::: RECORDED INFORMATION

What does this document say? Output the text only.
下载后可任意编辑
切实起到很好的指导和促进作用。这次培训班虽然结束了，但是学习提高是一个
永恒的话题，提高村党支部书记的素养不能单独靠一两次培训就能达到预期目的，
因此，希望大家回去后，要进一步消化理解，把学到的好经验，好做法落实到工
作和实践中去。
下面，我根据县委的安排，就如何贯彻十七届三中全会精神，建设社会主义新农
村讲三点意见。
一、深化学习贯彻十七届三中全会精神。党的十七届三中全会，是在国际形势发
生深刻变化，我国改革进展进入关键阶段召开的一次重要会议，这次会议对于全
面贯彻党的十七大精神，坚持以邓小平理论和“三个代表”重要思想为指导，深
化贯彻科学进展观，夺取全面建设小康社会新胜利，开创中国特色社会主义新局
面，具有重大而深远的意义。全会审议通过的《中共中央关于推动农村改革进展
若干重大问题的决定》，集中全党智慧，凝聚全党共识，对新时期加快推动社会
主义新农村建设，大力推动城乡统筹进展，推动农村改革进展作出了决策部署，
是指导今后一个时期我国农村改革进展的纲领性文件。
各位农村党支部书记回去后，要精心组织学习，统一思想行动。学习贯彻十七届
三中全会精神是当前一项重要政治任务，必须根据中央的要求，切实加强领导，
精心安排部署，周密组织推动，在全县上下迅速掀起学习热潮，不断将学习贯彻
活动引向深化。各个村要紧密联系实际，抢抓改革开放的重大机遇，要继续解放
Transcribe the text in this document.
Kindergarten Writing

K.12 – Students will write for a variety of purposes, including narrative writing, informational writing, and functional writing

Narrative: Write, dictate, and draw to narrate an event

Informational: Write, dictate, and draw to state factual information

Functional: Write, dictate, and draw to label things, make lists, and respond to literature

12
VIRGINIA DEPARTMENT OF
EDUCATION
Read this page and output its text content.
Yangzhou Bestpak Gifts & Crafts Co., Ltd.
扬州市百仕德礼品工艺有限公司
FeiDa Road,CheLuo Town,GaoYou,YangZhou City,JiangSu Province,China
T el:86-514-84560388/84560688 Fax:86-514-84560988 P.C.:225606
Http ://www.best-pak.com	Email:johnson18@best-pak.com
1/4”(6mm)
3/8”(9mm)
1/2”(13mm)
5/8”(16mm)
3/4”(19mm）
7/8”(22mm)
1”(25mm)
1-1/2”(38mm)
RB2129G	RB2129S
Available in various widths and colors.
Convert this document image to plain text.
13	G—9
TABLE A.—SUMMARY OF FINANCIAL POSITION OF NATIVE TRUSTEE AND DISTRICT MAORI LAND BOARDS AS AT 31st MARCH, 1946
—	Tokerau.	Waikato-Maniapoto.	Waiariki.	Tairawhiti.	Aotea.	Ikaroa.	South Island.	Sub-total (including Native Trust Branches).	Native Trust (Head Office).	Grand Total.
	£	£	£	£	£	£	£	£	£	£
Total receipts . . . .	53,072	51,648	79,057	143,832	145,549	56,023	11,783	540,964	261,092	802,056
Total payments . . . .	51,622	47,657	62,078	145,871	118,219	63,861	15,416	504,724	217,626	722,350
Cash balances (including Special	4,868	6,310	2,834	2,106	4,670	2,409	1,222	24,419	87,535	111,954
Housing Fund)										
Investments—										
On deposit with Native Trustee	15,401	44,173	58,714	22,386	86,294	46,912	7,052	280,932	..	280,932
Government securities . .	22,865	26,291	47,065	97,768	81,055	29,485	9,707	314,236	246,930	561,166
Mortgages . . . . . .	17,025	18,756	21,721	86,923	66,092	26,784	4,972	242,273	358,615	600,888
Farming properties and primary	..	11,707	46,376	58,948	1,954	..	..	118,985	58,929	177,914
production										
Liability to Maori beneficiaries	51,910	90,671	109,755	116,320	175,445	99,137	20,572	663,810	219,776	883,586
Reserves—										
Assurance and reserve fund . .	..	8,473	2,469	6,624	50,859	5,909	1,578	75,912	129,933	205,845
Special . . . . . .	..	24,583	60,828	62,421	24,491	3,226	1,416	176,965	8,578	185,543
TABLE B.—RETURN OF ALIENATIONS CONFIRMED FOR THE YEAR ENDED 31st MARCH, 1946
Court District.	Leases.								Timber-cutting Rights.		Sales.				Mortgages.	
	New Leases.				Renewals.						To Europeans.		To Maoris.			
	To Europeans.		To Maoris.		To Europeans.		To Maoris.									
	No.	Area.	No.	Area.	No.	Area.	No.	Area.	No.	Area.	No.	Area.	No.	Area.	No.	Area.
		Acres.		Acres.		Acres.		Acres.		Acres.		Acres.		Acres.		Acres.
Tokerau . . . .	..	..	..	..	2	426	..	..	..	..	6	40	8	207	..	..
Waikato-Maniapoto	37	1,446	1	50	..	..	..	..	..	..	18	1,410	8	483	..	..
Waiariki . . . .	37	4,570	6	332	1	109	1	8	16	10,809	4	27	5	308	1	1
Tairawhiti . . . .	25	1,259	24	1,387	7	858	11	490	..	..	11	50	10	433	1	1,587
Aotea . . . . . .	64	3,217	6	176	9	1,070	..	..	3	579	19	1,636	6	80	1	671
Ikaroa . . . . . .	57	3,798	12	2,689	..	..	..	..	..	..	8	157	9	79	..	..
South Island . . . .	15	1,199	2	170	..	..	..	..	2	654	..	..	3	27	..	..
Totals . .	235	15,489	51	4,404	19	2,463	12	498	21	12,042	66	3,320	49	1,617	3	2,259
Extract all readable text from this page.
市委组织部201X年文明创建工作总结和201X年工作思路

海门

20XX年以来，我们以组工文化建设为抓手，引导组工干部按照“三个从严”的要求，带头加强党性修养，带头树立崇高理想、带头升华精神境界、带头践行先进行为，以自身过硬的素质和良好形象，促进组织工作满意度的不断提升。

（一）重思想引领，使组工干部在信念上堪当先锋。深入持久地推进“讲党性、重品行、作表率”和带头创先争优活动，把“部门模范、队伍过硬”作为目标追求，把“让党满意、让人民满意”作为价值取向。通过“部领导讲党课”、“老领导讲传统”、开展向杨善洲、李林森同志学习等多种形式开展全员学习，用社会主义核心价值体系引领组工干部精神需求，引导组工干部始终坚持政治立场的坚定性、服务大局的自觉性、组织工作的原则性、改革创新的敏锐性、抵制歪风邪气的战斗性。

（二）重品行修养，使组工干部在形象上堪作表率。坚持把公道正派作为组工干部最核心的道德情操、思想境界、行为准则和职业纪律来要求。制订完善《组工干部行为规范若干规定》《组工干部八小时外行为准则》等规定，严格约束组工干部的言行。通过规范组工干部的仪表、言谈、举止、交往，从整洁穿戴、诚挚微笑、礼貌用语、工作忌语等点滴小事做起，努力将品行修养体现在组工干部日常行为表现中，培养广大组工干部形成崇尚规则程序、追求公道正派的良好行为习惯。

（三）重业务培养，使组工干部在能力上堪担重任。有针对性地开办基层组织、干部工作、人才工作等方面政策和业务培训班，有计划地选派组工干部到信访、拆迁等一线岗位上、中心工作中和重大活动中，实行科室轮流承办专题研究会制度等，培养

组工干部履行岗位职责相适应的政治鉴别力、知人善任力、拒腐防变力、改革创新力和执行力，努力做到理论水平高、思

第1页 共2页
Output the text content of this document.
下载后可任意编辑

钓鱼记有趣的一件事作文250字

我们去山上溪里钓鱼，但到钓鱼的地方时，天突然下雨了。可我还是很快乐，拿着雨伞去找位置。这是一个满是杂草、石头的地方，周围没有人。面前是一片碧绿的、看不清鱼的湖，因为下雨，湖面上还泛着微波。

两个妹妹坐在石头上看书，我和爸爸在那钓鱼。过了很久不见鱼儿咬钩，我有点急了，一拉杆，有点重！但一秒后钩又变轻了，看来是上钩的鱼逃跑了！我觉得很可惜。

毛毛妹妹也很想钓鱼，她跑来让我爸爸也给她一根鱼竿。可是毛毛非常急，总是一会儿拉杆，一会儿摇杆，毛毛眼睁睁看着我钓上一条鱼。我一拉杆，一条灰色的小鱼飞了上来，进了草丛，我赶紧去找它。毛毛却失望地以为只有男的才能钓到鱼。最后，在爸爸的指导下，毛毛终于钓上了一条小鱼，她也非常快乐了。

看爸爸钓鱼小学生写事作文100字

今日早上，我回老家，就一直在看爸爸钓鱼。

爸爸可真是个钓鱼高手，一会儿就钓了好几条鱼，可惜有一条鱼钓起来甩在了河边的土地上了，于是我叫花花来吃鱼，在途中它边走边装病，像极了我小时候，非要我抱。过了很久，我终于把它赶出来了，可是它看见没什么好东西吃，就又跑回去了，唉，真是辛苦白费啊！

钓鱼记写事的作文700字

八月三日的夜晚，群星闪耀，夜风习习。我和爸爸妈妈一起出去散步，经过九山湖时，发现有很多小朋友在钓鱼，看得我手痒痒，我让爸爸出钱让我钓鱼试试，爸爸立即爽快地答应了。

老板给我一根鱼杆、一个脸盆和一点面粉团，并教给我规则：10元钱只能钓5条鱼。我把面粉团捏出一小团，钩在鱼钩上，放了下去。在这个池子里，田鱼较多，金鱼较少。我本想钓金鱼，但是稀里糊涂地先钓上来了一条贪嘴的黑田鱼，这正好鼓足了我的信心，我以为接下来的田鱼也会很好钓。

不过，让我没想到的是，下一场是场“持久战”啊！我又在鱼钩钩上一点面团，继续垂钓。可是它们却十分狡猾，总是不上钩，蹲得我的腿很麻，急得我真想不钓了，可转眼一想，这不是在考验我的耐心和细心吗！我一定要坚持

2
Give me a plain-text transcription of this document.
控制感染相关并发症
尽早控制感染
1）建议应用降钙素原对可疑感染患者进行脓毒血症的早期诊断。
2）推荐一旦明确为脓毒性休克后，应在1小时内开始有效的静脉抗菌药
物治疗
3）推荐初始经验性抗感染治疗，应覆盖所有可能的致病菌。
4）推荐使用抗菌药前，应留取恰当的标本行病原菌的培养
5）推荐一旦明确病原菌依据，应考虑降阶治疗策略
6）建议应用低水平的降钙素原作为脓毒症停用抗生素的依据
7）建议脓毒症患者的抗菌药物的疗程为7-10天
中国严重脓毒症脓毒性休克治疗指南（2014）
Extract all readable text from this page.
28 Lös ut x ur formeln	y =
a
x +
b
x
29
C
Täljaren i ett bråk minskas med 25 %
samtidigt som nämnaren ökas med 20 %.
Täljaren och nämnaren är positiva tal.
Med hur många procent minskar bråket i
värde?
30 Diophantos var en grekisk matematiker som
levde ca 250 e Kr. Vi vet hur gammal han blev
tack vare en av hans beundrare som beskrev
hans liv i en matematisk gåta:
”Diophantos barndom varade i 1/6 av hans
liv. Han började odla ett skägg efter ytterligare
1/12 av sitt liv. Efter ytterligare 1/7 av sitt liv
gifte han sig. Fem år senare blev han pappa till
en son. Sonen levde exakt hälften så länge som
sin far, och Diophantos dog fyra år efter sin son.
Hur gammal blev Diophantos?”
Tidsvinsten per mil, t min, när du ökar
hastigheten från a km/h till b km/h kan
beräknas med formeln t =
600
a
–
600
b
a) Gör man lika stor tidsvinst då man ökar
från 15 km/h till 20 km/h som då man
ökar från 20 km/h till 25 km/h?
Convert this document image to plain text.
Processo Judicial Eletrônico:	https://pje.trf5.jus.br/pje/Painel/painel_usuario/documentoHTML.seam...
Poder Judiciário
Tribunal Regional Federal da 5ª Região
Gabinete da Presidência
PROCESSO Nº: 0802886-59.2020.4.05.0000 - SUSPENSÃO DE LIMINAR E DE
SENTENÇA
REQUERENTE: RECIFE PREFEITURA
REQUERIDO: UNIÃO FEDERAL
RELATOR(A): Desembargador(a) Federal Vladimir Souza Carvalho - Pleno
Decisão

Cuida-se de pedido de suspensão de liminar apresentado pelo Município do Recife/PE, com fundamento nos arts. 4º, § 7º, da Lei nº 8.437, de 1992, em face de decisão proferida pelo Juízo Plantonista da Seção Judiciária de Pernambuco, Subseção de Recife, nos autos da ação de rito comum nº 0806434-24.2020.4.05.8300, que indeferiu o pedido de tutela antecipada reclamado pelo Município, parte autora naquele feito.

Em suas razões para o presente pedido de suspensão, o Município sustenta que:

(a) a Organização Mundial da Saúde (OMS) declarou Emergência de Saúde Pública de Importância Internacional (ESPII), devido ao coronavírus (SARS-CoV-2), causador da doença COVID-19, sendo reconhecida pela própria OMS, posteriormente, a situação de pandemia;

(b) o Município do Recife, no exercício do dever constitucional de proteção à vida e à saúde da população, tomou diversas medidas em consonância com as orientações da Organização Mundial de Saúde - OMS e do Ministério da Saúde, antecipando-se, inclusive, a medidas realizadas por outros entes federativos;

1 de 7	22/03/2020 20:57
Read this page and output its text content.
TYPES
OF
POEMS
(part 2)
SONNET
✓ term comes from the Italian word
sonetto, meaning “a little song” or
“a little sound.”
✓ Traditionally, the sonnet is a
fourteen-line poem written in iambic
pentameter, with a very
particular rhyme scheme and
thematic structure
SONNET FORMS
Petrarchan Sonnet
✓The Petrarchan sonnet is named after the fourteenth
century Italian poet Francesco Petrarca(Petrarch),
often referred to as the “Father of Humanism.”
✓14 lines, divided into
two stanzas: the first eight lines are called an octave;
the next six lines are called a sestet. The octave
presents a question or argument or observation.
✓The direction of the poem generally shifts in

::::::

List each line of the records that holds the string "called".

two stanzas: the first eight lines are called an octave;
the next six lines are called a sestet. The octave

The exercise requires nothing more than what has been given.